#### Given request
Reproduce every line of the listing as written, apart from the pictures.

Dataset items
-=-=-

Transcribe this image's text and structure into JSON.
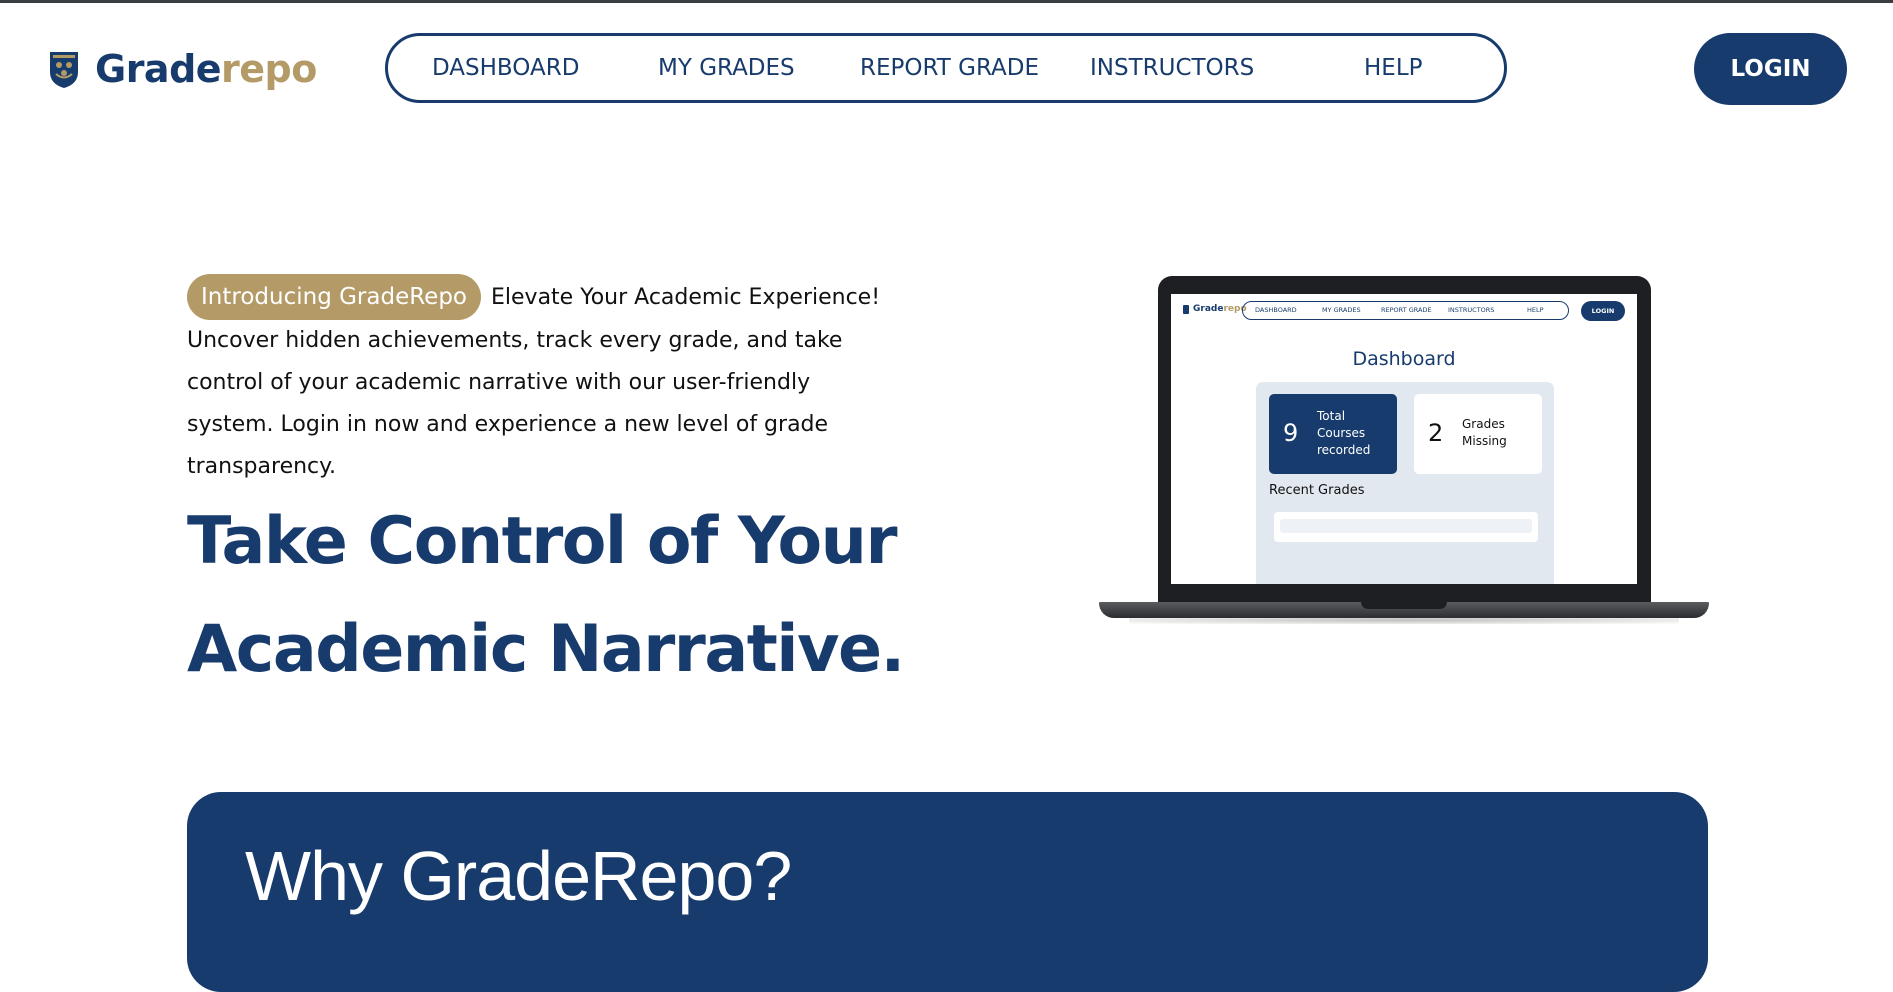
{
  "header": {
    "logo": {
      "part1": "Grade",
      "part2": "repo",
      "icon": "crest-icon"
    },
    "nav": [
      "DASHBOARD",
      "MY GRADES",
      "REPORT GRADE",
      "INSTRUCTORS",
      "HELP"
    ],
    "login_label": "LOGIN"
  },
  "hero": {
    "badge": "Introducing GradeRepo",
    "intro_text": "Elevate Your Academic Experience! Uncover hidden achievements, track every grade, and take control of your academic narrative with our user-friendly system. Login in now and experience a new level of grade transparency.",
    "headline_line1": "Take Control of Your",
    "headline_line2": "Academic Narrative."
  },
  "preview": {
    "logo": {
      "part1": "Grade",
      "part2": "repo"
    },
    "nav": [
      "DASHBOARD",
      "MY GRADES",
      "REPORT GRADE",
      "INSTRUCTORS",
      "HELP"
    ],
    "login_label": "LOGIN",
    "title": "Dashboard",
    "cards": [
      {
        "number": "9",
        "label": "Total Courses recorded"
      },
      {
        "number": "2",
        "label": "Grades Missing"
      }
    ],
    "recent_label": "Recent Grades"
  },
  "why": {
    "title": "Why GradeRepo?"
  },
  "colors": {
    "primary": "#173b6c",
    "accent": "#b49a66",
    "panel": "#e2e8f0"
  }
}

-=-=-

#### Problem solution
Transcribe this image's text and structure into JSON.
{
  "header": {
    "logo": {
      "part1": "Grade",
      "part2": "repo",
      "icon": "crest-icon"
    },
    "nav": [
      "DASHBOARD",
      "MY GRADES",
      "REPORT GRADE",
      "INSTRUCTORS",
      "HELP"
    ],
    "login_label": "LOGIN"
  },
  "hero": {
    "badge": "Introducing GradeRepo",
    "intro_text": "Elevate Your Academic Experience! Uncover hidden achievements, track every grade, and take control of your academic narrative with our user-friendly system. Login in now and experience a new level of grade transparency.",
    "headline_line1": "Take Control of Your",
    "headline_line2": "Academic Narrative."
  },
  "preview": {
    "logo": {
      "part1": "Grade",
      "part2": "repo"
    },
    "nav": [
      "DASHBOARD",
      "MY GRADES",
      "REPORT GRADE",
      "INSTRUCTORS",
      "HELP"
    ],
    "login_label": "LOGIN",
    "title": "Dashboard",
    "cards": [
      {
        "number": "9",
        "label": "Total Courses recorded"
      },
      {
        "number": "2",
        "label": "Grades Missing"
      }
    ],
    "recent_label": "Recent Grades"
  },
  "why": {
    "title": "Why GradeRepo?"
  },
  "colors": {
    "primary": "#173b6c",
    "accent": "#b49a66",
    "panel": "#e2e8f0"
  }
}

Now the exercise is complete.